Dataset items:
-=-=-

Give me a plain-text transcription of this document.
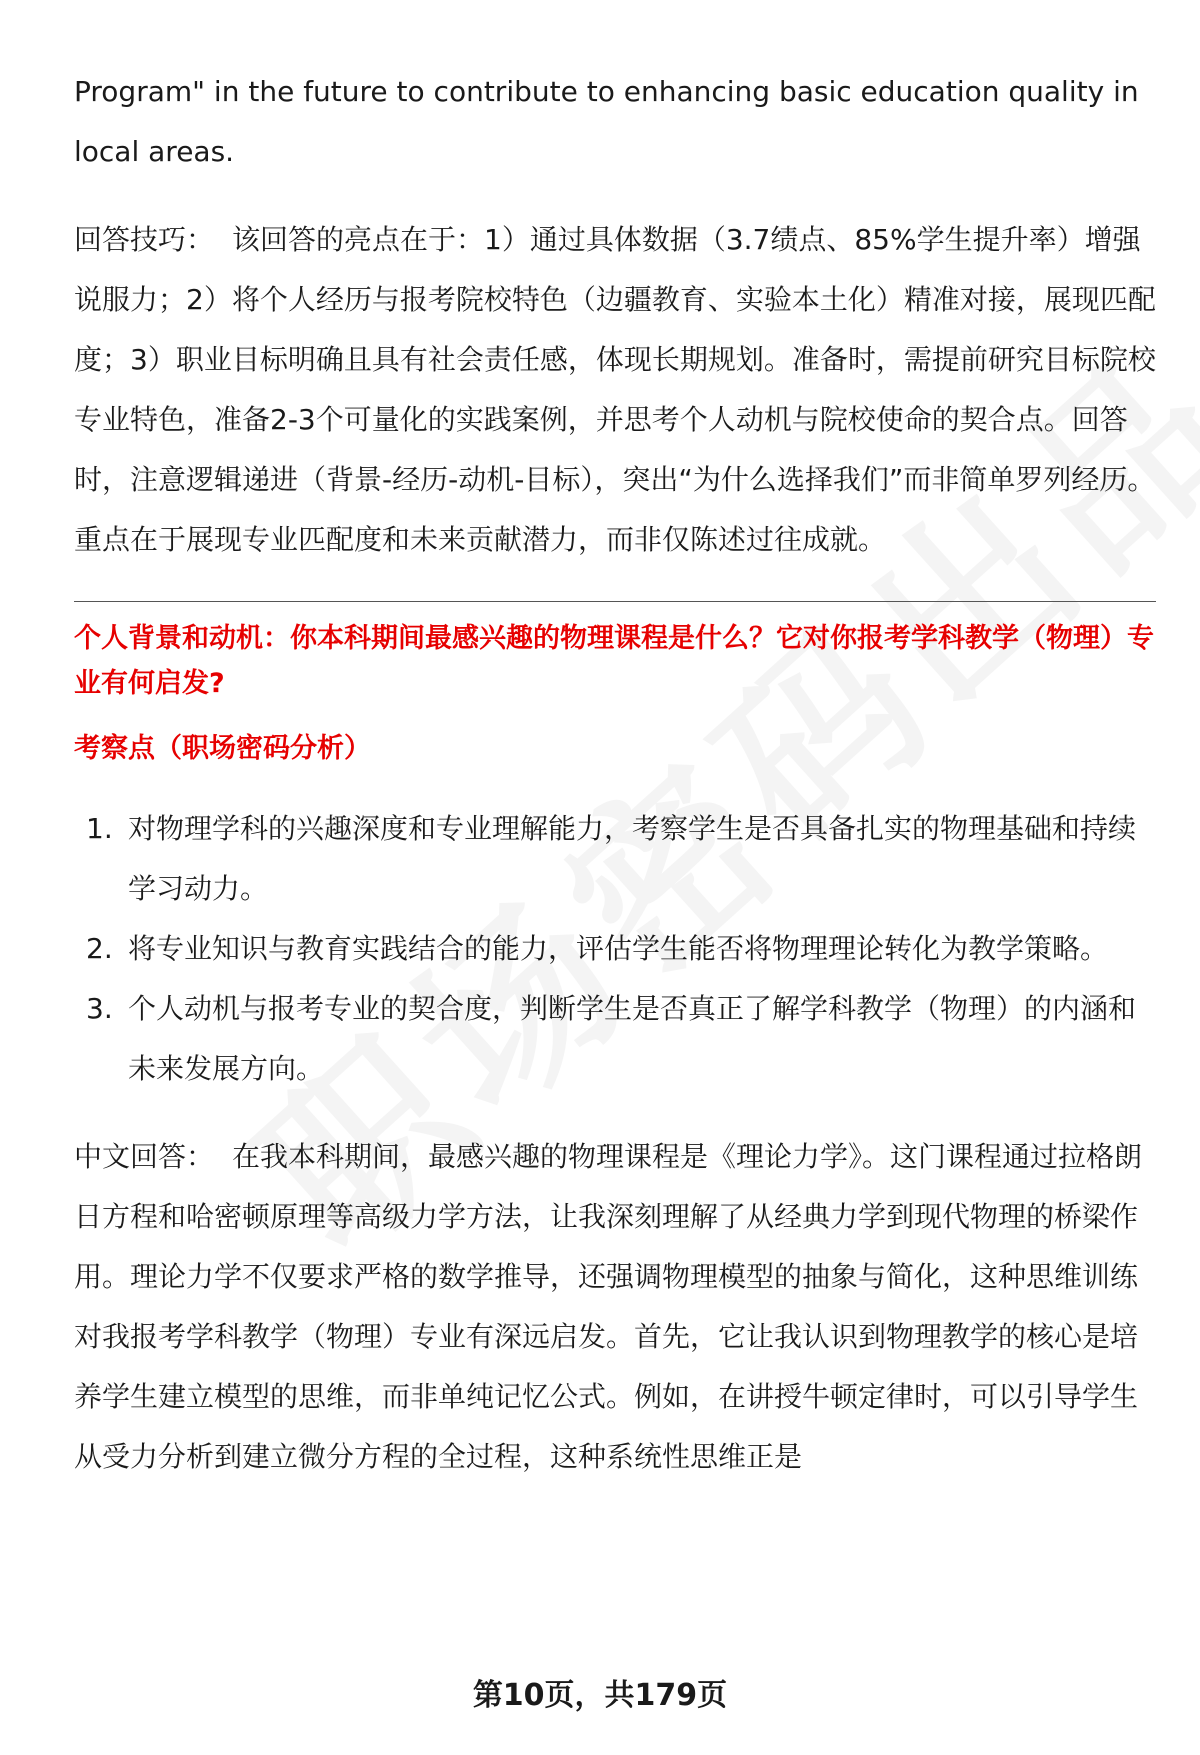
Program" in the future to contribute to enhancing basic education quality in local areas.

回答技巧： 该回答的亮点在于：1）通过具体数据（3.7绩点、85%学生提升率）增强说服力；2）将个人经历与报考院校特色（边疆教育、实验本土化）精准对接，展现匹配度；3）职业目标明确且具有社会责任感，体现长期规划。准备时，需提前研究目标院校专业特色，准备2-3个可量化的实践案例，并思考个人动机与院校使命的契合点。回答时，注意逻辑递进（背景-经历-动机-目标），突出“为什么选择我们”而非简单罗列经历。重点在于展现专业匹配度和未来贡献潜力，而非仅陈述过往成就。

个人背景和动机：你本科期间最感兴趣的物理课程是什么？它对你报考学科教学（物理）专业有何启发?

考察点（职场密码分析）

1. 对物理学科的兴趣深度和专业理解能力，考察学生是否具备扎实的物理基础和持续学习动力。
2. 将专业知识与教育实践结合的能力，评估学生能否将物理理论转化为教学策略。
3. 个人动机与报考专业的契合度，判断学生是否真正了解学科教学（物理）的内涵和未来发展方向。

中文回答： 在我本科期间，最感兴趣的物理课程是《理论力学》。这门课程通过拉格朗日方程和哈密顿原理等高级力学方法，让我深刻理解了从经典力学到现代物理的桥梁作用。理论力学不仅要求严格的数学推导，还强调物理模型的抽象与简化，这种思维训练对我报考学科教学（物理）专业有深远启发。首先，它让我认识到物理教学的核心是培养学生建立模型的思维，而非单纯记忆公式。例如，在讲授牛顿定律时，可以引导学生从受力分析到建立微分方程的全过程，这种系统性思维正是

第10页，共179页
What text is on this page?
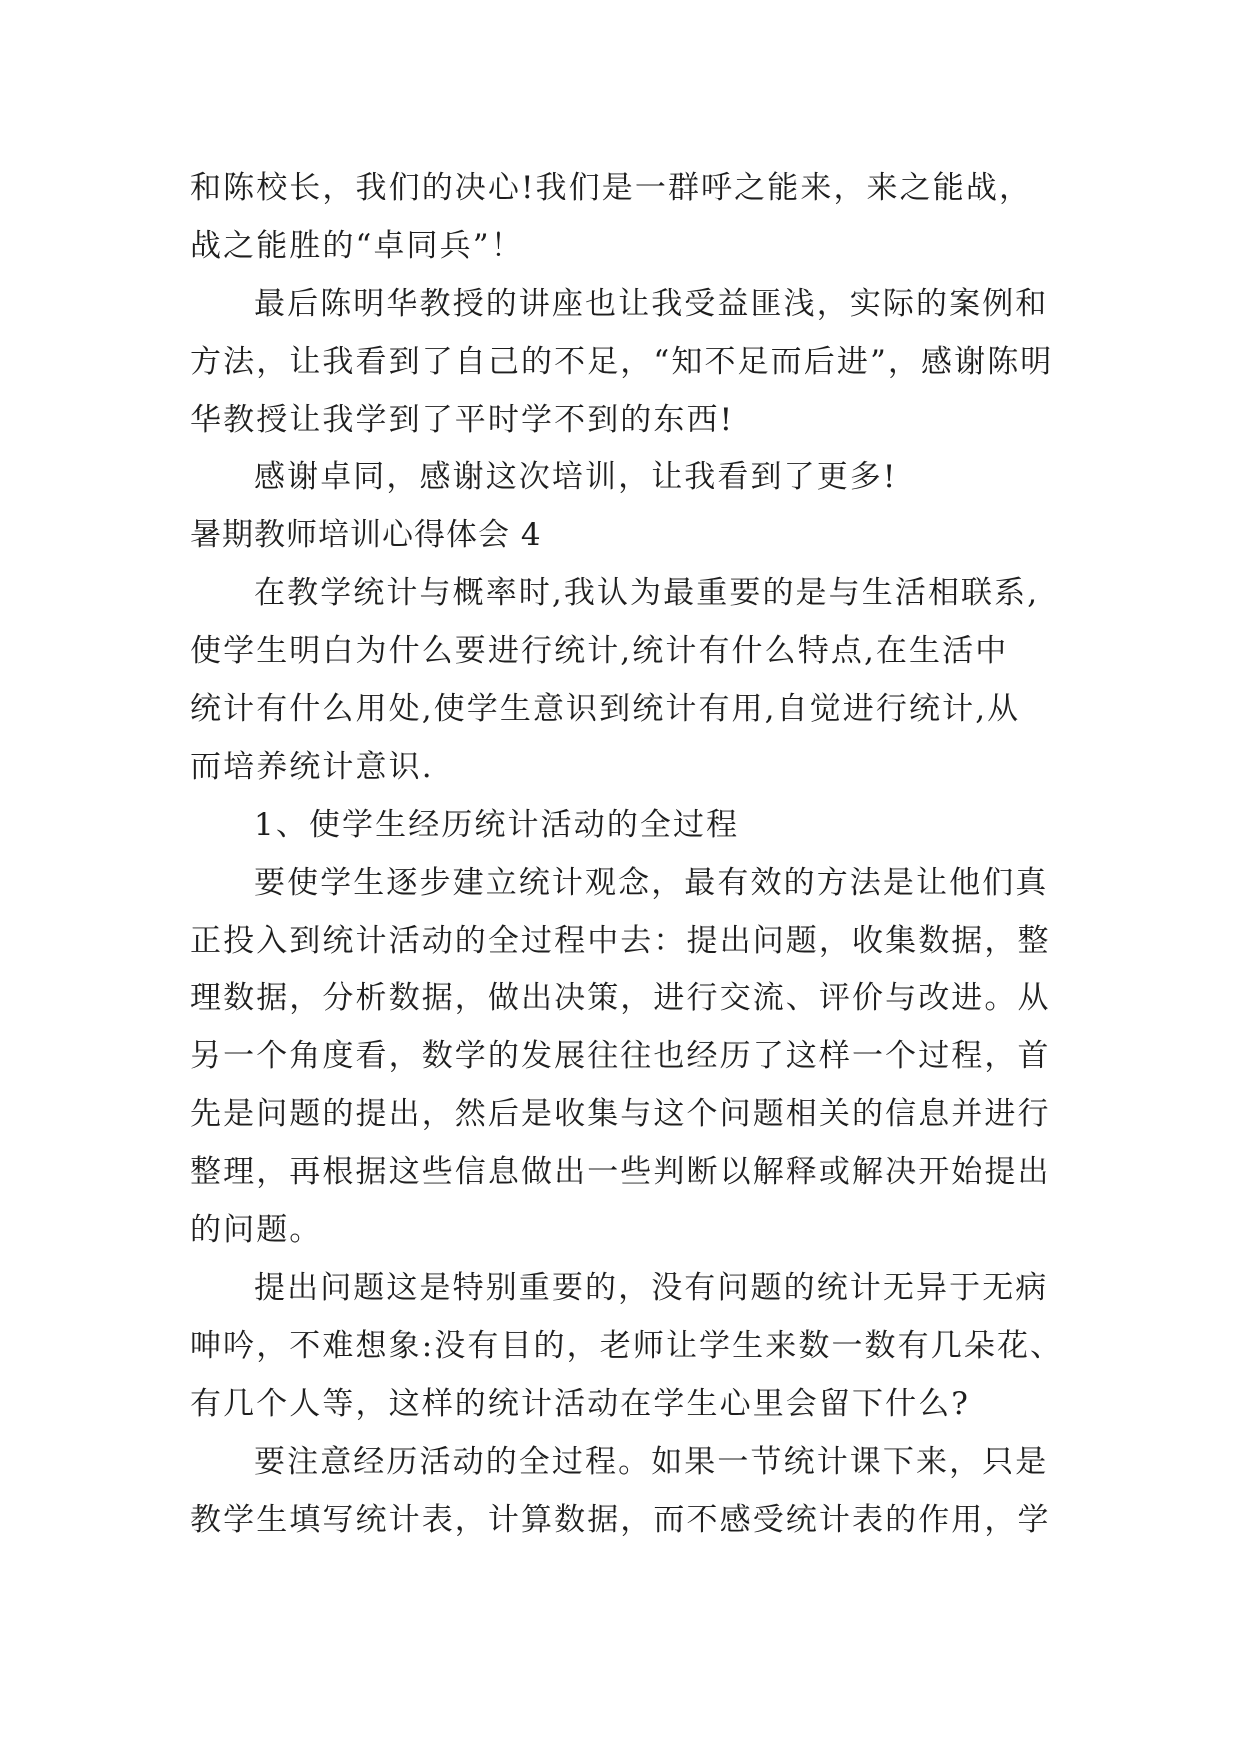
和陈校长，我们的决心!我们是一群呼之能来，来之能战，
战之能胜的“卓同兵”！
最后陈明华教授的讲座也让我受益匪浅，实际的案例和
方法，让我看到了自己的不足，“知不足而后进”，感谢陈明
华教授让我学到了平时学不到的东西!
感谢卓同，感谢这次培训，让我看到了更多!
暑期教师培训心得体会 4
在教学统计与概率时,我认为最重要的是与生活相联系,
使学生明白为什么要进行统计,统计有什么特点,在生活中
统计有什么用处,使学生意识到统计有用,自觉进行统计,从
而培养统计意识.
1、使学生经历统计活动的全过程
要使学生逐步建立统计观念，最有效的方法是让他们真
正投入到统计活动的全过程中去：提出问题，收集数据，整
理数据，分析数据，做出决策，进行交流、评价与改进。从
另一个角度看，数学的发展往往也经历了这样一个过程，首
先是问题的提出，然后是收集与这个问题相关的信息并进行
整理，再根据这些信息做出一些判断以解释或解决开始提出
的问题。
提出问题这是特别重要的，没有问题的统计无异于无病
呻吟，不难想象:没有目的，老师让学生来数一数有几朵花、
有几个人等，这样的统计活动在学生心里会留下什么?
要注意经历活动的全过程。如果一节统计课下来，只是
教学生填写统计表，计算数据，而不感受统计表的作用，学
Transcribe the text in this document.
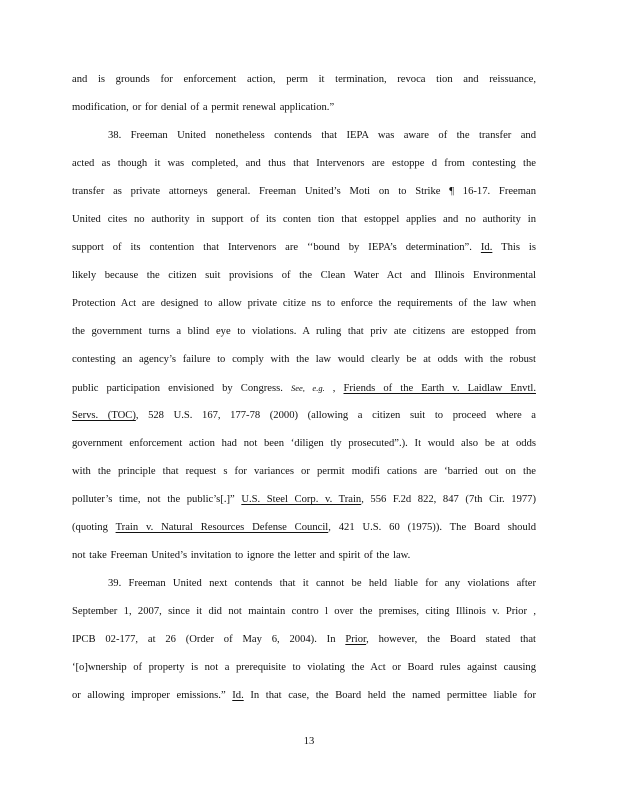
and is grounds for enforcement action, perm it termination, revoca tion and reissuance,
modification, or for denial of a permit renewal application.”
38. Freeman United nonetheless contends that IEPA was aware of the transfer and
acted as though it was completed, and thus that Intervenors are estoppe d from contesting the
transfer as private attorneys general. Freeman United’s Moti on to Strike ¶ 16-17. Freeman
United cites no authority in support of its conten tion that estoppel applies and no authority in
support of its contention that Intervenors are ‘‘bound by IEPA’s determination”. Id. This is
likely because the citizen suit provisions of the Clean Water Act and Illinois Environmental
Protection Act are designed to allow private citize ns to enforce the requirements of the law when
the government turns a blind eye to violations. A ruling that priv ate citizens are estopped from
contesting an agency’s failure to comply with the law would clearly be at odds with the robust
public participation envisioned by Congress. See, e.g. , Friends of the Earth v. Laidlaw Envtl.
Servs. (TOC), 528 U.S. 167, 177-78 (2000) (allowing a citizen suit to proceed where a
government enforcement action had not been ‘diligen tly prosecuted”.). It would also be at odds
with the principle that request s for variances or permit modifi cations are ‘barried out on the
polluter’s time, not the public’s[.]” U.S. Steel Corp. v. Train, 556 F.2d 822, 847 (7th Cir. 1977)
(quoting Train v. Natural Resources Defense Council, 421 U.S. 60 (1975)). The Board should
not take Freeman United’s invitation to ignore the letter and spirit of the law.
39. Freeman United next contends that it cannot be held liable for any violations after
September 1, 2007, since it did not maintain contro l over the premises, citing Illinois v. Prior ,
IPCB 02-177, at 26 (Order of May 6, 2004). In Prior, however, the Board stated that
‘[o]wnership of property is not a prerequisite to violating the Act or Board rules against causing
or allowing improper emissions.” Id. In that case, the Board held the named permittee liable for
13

-=-=-

* _WHAT TO DO_
Search the lines for the string "held" and copy every line that has it.

* _TASK RESPONSE_
39. Freeman United next contends that it cannot be held liable for any violations after
or allowing improper emissions.” Id. In that case, the Board held the named permittee liable for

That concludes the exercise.